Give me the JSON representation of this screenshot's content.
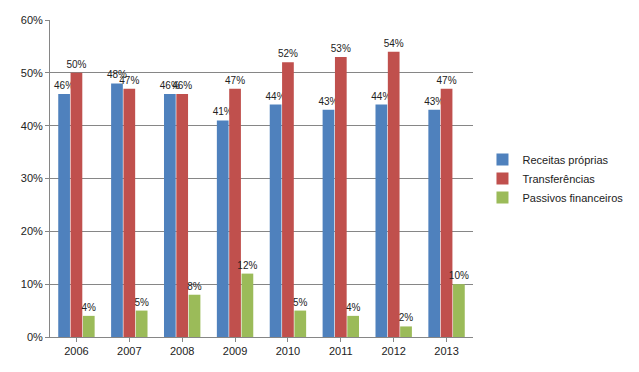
{
  "chart_data": {
    "type": "bar",
    "categories": [
      "2006",
      "2007",
      "2008",
      "2009",
      "2010",
      "2011",
      "2012",
      "2013"
    ],
    "series": [
      {
        "name": "Receitas próprias",
        "color": "#4F81BD",
        "values": [
          46,
          48,
          46,
          41,
          44,
          43,
          44,
          43
        ],
        "value_labels": [
          "46%",
          "48%",
          "46%",
          "41%",
          "44%",
          "43%",
          "44%",
          "43%"
        ]
      },
      {
        "name": "Transferências",
        "color": "#C0504D",
        "values": [
          50,
          47,
          46,
          47,
          52,
          53,
          54,
          47
        ],
        "value_labels": [
          "50%",
          "47%",
          "46%",
          "47%",
          "52%",
          "53%",
          "54%",
          "47%"
        ]
      },
      {
        "name": "Passivos financeiros",
        "color": "#9BBB59",
        "values": [
          4,
          5,
          8,
          12,
          5,
          4,
          2,
          10
        ],
        "value_labels": [
          "4%",
          "5%",
          "8%",
          "12%",
          "5%",
          "4%",
          "2%",
          "10%"
        ]
      }
    ],
    "ylim": [
      0,
      60
    ],
    "yticks": [
      {
        "value": 0,
        "label": "0%"
      },
      {
        "value": 10,
        "label": "10%"
      },
      {
        "value": 20,
        "label": "20%"
      },
      {
        "value": 30,
        "label": "30%"
      },
      {
        "value": 40,
        "label": "40%"
      },
      {
        "value": 50,
        "label": "50%"
      },
      {
        "value": 60,
        "label": "60%"
      }
    ],
    "grid": true,
    "legend": "right",
    "data_labels": true
  }
}
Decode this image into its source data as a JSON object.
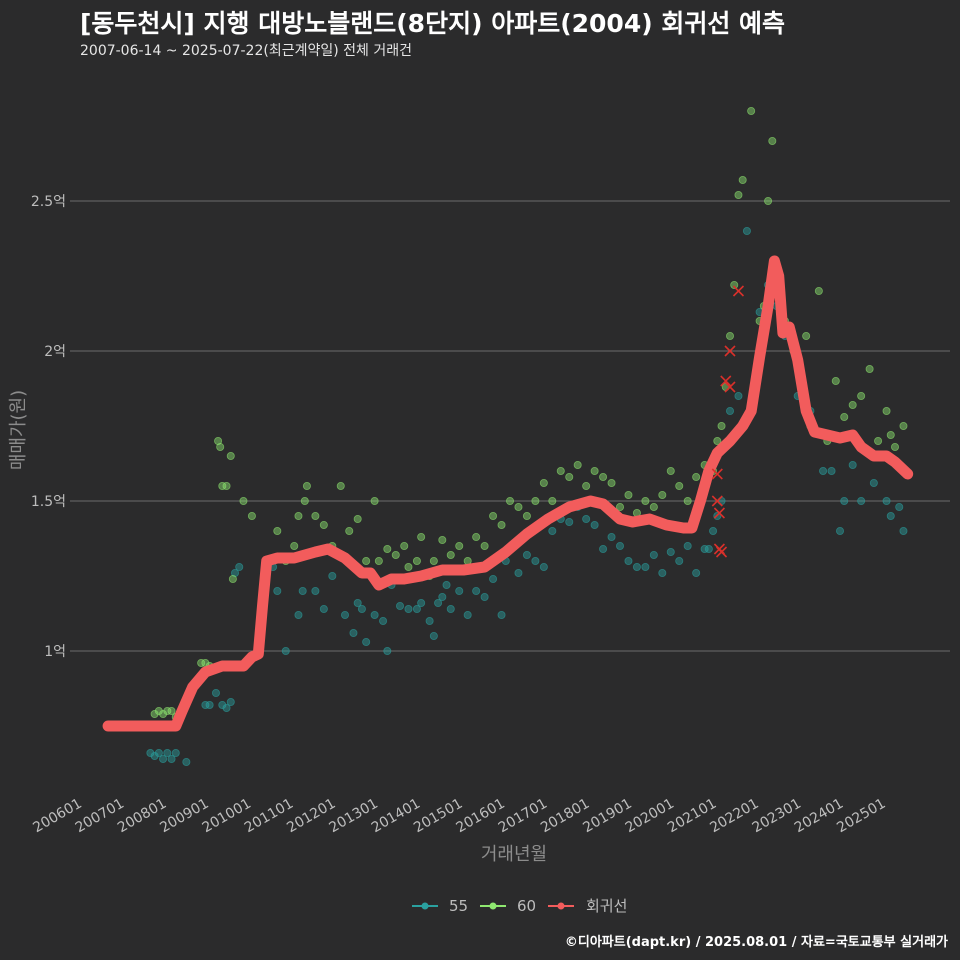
{
  "header": {
    "title": "[동두천시] 지행 대방노블랜드(8단지) 아파트(2004) 회귀선 예측",
    "subtitle": "2007-06-14 ~ 2025-07-22(최근계약일) 전체 거래건"
  },
  "footer": {
    "credit": "©디아파트(dapt.kr) / 2025.08.01 / 자료=국토교통부 실거래가"
  },
  "colors": {
    "background": "#2b2b2c",
    "grid": "#6b6b6b",
    "s55": "#2aa1a0",
    "s60": "#8fe870",
    "trend": "#f25c5c"
  },
  "chart_data": {
    "type": "scatter",
    "title": "[동두천시] 지행 대방노블랜드(8단지) 아파트(2004) 회귀선 예측",
    "xlabel": "거래년월",
    "ylabel": "매매가(원)",
    "xlim": [
      2005.7,
      2026.5
    ],
    "ylim": [
      0.52,
      2.87
    ],
    "y_unit": "억",
    "yticks": [
      {
        "value": 1.0,
        "label": "1억"
      },
      {
        "value": 1.5,
        "label": "1.5억"
      },
      {
        "value": 2.0,
        "label": "2억"
      },
      {
        "value": 2.5,
        "label": "2.5억"
      }
    ],
    "xticks": [
      {
        "value": 2006.0,
        "label": "200601"
      },
      {
        "value": 2007.0,
        "label": "200701"
      },
      {
        "value": 2008.0,
        "label": "200801"
      },
      {
        "value": 2009.0,
        "label": "200901"
      },
      {
        "value": 2010.0,
        "label": "201001"
      },
      {
        "value": 2011.0,
        "label": "201101"
      },
      {
        "value": 2012.0,
        "label": "201201"
      },
      {
        "value": 2013.0,
        "label": "201301"
      },
      {
        "value": 2014.0,
        "label": "201401"
      },
      {
        "value": 2015.0,
        "label": "201501"
      },
      {
        "value": 2016.0,
        "label": "201601"
      },
      {
        "value": 2017.0,
        "label": "201701"
      },
      {
        "value": 2018.0,
        "label": "201801"
      },
      {
        "value": 2019.0,
        "label": "201901"
      },
      {
        "value": 2020.0,
        "label": "202001"
      },
      {
        "value": 2021.0,
        "label": "202101"
      },
      {
        "value": 2022.0,
        "label": "202201"
      },
      {
        "value": 2023.0,
        "label": "202301"
      },
      {
        "value": 2024.0,
        "label": "202401"
      },
      {
        "value": 2025.0,
        "label": "202501"
      }
    ],
    "legend": [
      {
        "name": "55",
        "color": "#2aa1a0"
      },
      {
        "name": "60",
        "color": "#8fe870"
      },
      {
        "name": "회귀선",
        "color": "#f25c5c"
      }
    ],
    "series": [
      {
        "name": "55",
        "points": [
          [
            2007.6,
            0.66
          ],
          [
            2007.7,
            0.65
          ],
          [
            2007.8,
            0.66
          ],
          [
            2007.9,
            0.64
          ],
          [
            2008.0,
            0.66
          ],
          [
            2008.1,
            0.64
          ],
          [
            2008.2,
            0.66
          ],
          [
            2008.45,
            0.63
          ],
          [
            2008.9,
            0.82
          ],
          [
            2009.0,
            0.82
          ],
          [
            2009.15,
            0.86
          ],
          [
            2009.3,
            0.82
          ],
          [
            2009.4,
            0.81
          ],
          [
            2009.5,
            0.83
          ],
          [
            2009.6,
            1.26
          ],
          [
            2009.7,
            1.28
          ],
          [
            2010.5,
            1.28
          ],
          [
            2010.6,
            1.2
          ],
          [
            2010.8,
            1.0
          ],
          [
            2011.1,
            1.12
          ],
          [
            2011.2,
            1.2
          ],
          [
            2011.5,
            1.2
          ],
          [
            2011.7,
            1.14
          ],
          [
            2011.9,
            1.25
          ],
          [
            2012.2,
            1.12
          ],
          [
            2012.4,
            1.06
          ],
          [
            2012.5,
            1.16
          ],
          [
            2012.6,
            1.14
          ],
          [
            2012.7,
            1.03
          ],
          [
            2012.9,
            1.12
          ],
          [
            2013.1,
            1.1
          ],
          [
            2013.2,
            1.0
          ],
          [
            2013.3,
            1.22
          ],
          [
            2013.5,
            1.15
          ],
          [
            2013.7,
            1.14
          ],
          [
            2013.9,
            1.14
          ],
          [
            2014.0,
            1.16
          ],
          [
            2014.2,
            1.1
          ],
          [
            2014.3,
            1.05
          ],
          [
            2014.4,
            1.16
          ],
          [
            2014.5,
            1.18
          ],
          [
            2014.6,
            1.22
          ],
          [
            2014.7,
            1.14
          ],
          [
            2014.9,
            1.2
          ],
          [
            2015.1,
            1.12
          ],
          [
            2015.3,
            1.2
          ],
          [
            2015.5,
            1.18
          ],
          [
            2015.7,
            1.24
          ],
          [
            2015.9,
            1.12
          ],
          [
            2016.0,
            1.3
          ],
          [
            2016.3,
            1.26
          ],
          [
            2016.5,
            1.32
          ],
          [
            2016.7,
            1.3
          ],
          [
            2016.9,
            1.28
          ],
          [
            2017.1,
            1.4
          ],
          [
            2017.3,
            1.44
          ],
          [
            2017.5,
            1.43
          ],
          [
            2017.7,
            1.48
          ],
          [
            2017.9,
            1.44
          ],
          [
            2018.1,
            1.42
          ],
          [
            2018.3,
            1.34
          ],
          [
            2018.5,
            1.38
          ],
          [
            2018.7,
            1.35
          ],
          [
            2018.9,
            1.3
          ],
          [
            2019.1,
            1.28
          ],
          [
            2019.3,
            1.28
          ],
          [
            2019.5,
            1.32
          ],
          [
            2019.7,
            1.26
          ],
          [
            2019.9,
            1.33
          ],
          [
            2020.1,
            1.3
          ],
          [
            2020.3,
            1.35
          ],
          [
            2020.5,
            1.26
          ],
          [
            2020.7,
            1.34
          ],
          [
            2020.8,
            1.34
          ],
          [
            2020.9,
            1.4
          ],
          [
            2021.0,
            1.45
          ],
          [
            2021.1,
            1.5
          ],
          [
            2021.3,
            1.8
          ],
          [
            2021.5,
            1.85
          ],
          [
            2021.7,
            2.4
          ],
          [
            2022.0,
            2.13
          ],
          [
            2022.2,
            2.22
          ],
          [
            2022.4,
            2.15
          ],
          [
            2022.6,
            2.05
          ],
          [
            2022.9,
            1.85
          ],
          [
            2023.2,
            1.8
          ],
          [
            2023.5,
            1.6
          ],
          [
            2023.7,
            1.6
          ],
          [
            2023.9,
            1.4
          ],
          [
            2024.0,
            1.5
          ],
          [
            2024.2,
            1.62
          ],
          [
            2024.4,
            1.5
          ],
          [
            2024.7,
            1.56
          ],
          [
            2025.0,
            1.5
          ],
          [
            2025.1,
            1.45
          ],
          [
            2025.3,
            1.48
          ],
          [
            2025.4,
            1.4
          ]
        ]
      },
      {
        "name": "60",
        "points": [
          [
            2007.7,
            0.79
          ],
          [
            2007.8,
            0.8
          ],
          [
            2007.9,
            0.79
          ],
          [
            2008.0,
            0.8
          ],
          [
            2008.1,
            0.8
          ],
          [
            2008.2,
            0.78
          ],
          [
            2008.3,
            0.79
          ],
          [
            2008.8,
            0.96
          ],
          [
            2008.9,
            0.96
          ],
          [
            2009.0,
            0.95
          ],
          [
            2009.2,
            1.7
          ],
          [
            2009.25,
            1.68
          ],
          [
            2009.3,
            1.55
          ],
          [
            2009.4,
            1.55
          ],
          [
            2009.5,
            1.65
          ],
          [
            2009.55,
            1.24
          ],
          [
            2009.8,
            1.5
          ],
          [
            2010.0,
            1.45
          ],
          [
            2010.6,
            1.4
          ],
          [
            2010.8,
            1.3
          ],
          [
            2011.0,
            1.35
          ],
          [
            2011.1,
            1.45
          ],
          [
            2011.25,
            1.5
          ],
          [
            2011.3,
            1.55
          ],
          [
            2011.5,
            1.45
          ],
          [
            2011.7,
            1.42
          ],
          [
            2011.9,
            1.35
          ],
          [
            2012.1,
            1.55
          ],
          [
            2012.3,
            1.4
          ],
          [
            2012.5,
            1.44
          ],
          [
            2012.7,
            1.3
          ],
          [
            2012.9,
            1.5
          ],
          [
            2013.0,
            1.3
          ],
          [
            2013.2,
            1.34
          ],
          [
            2013.4,
            1.32
          ],
          [
            2013.6,
            1.35
          ],
          [
            2013.7,
            1.28
          ],
          [
            2013.9,
            1.3
          ],
          [
            2014.0,
            1.38
          ],
          [
            2014.2,
            1.25
          ],
          [
            2014.3,
            1.3
          ],
          [
            2014.5,
            1.37
          ],
          [
            2014.7,
            1.32
          ],
          [
            2014.9,
            1.35
          ],
          [
            2015.1,
            1.3
          ],
          [
            2015.3,
            1.38
          ],
          [
            2015.5,
            1.35
          ],
          [
            2015.7,
            1.45
          ],
          [
            2015.9,
            1.42
          ],
          [
            2016.1,
            1.5
          ],
          [
            2016.3,
            1.48
          ],
          [
            2016.5,
            1.45
          ],
          [
            2016.7,
            1.5
          ],
          [
            2016.9,
            1.56
          ],
          [
            2017.1,
            1.5
          ],
          [
            2017.3,
            1.6
          ],
          [
            2017.5,
            1.58
          ],
          [
            2017.7,
            1.62
          ],
          [
            2017.9,
            1.55
          ],
          [
            2018.1,
            1.6
          ],
          [
            2018.3,
            1.58
          ],
          [
            2018.5,
            1.56
          ],
          [
            2018.7,
            1.48
          ],
          [
            2018.9,
            1.52
          ],
          [
            2019.1,
            1.46
          ],
          [
            2019.3,
            1.5
          ],
          [
            2019.5,
            1.48
          ],
          [
            2019.7,
            1.52
          ],
          [
            2019.9,
            1.6
          ],
          [
            2020.1,
            1.55
          ],
          [
            2020.3,
            1.5
          ],
          [
            2020.5,
            1.58
          ],
          [
            2020.7,
            1.62
          ],
          [
            2020.9,
            1.6
          ],
          [
            2021.0,
            1.7
          ],
          [
            2021.1,
            1.75
          ],
          [
            2021.2,
            1.88
          ],
          [
            2021.3,
            2.05
          ],
          [
            2021.4,
            2.22
          ],
          [
            2021.5,
            2.52
          ],
          [
            2021.6,
            2.57
          ],
          [
            2021.8,
            2.8
          ],
          [
            2022.0,
            2.1
          ],
          [
            2022.1,
            2.15
          ],
          [
            2022.2,
            2.5
          ],
          [
            2022.3,
            2.7
          ],
          [
            2022.4,
            2.24
          ],
          [
            2022.6,
            2.1
          ],
          [
            2022.8,
            2.0
          ],
          [
            2023.0,
            1.9
          ],
          [
            2023.1,
            2.05
          ],
          [
            2023.2,
            1.75
          ],
          [
            2023.4,
            2.2
          ],
          [
            2023.6,
            1.7
          ],
          [
            2023.8,
            1.9
          ],
          [
            2024.0,
            1.78
          ],
          [
            2024.2,
            1.82
          ],
          [
            2024.4,
            1.85
          ],
          [
            2024.6,
            1.94
          ],
          [
            2024.8,
            1.7
          ],
          [
            2025.0,
            1.8
          ],
          [
            2025.1,
            1.72
          ],
          [
            2025.2,
            1.68
          ],
          [
            2025.4,
            1.75
          ]
        ]
      }
    ],
    "trend": [
      [
        2006.6,
        0.75
      ],
      [
        2007.0,
        0.75
      ],
      [
        2007.5,
        0.75
      ],
      [
        2008.0,
        0.75
      ],
      [
        2008.2,
        0.75
      ],
      [
        2008.35,
        0.8
      ],
      [
        2008.6,
        0.88
      ],
      [
        2008.9,
        0.93
      ],
      [
        2009.3,
        0.95
      ],
      [
        2009.8,
        0.95
      ],
      [
        2010.0,
        0.98
      ],
      [
        2010.15,
        0.99
      ],
      [
        2010.25,
        1.15
      ],
      [
        2010.35,
        1.3
      ],
      [
        2010.6,
        1.31
      ],
      [
        2011.0,
        1.31
      ],
      [
        2011.5,
        1.33
      ],
      [
        2011.8,
        1.34
      ],
      [
        2012.2,
        1.31
      ],
      [
        2012.6,
        1.26
      ],
      [
        2012.8,
        1.26
      ],
      [
        2013.0,
        1.22
      ],
      [
        2013.3,
        1.24
      ],
      [
        2013.6,
        1.24
      ],
      [
        2014.0,
        1.25
      ],
      [
        2014.5,
        1.27
      ],
      [
        2015.0,
        1.27
      ],
      [
        2015.5,
        1.28
      ],
      [
        2016.0,
        1.33
      ],
      [
        2016.5,
        1.39
      ],
      [
        2017.0,
        1.44
      ],
      [
        2017.5,
        1.48
      ],
      [
        2018.0,
        1.5
      ],
      [
        2018.3,
        1.49
      ],
      [
        2018.7,
        1.44
      ],
      [
        2019.0,
        1.43
      ],
      [
        2019.4,
        1.44
      ],
      [
        2019.8,
        1.42
      ],
      [
        2020.2,
        1.41
      ],
      [
        2020.4,
        1.41
      ],
      [
        2020.6,
        1.5
      ],
      [
        2020.8,
        1.6
      ],
      [
        2021.0,
        1.66
      ],
      [
        2021.3,
        1.7
      ],
      [
        2021.6,
        1.75
      ],
      [
        2021.8,
        1.8
      ],
      [
        2022.0,
        1.98
      ],
      [
        2022.2,
        2.15
      ],
      [
        2022.35,
        2.3
      ],
      [
        2022.45,
        2.25
      ],
      [
        2022.55,
        2.06
      ],
      [
        2022.7,
        2.08
      ],
      [
        2022.9,
        1.97
      ],
      [
        2023.1,
        1.8
      ],
      [
        2023.3,
        1.73
      ],
      [
        2023.6,
        1.72
      ],
      [
        2023.9,
        1.71
      ],
      [
        2024.2,
        1.72
      ],
      [
        2024.4,
        1.68
      ],
      [
        2024.7,
        1.65
      ],
      [
        2025.0,
        1.65
      ],
      [
        2025.2,
        1.63
      ],
      [
        2025.5,
        1.59
      ]
    ],
    "outliers_x": [
      [
        2021.0,
        1.59
      ],
      [
        2021.0,
        1.5
      ],
      [
        2021.05,
        1.46
      ],
      [
        2021.05,
        1.34
      ],
      [
        2021.1,
        1.33
      ],
      [
        2021.2,
        1.9
      ],
      [
        2021.3,
        1.88
      ],
      [
        2021.3,
        2.0
      ],
      [
        2021.5,
        2.2
      ]
    ]
  }
}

- TASK DETAILS
Find all lines where the word "name" appears. Copy them.

- COMPLETE RESPONSE
        "name": "Receitas próprias",
        "name": "Transferências",
        "name": "Passivos financeiros",
        "name": "55",
        "name": "60",
        "name": "회귀선",
        "name": "55",
        "name": "60",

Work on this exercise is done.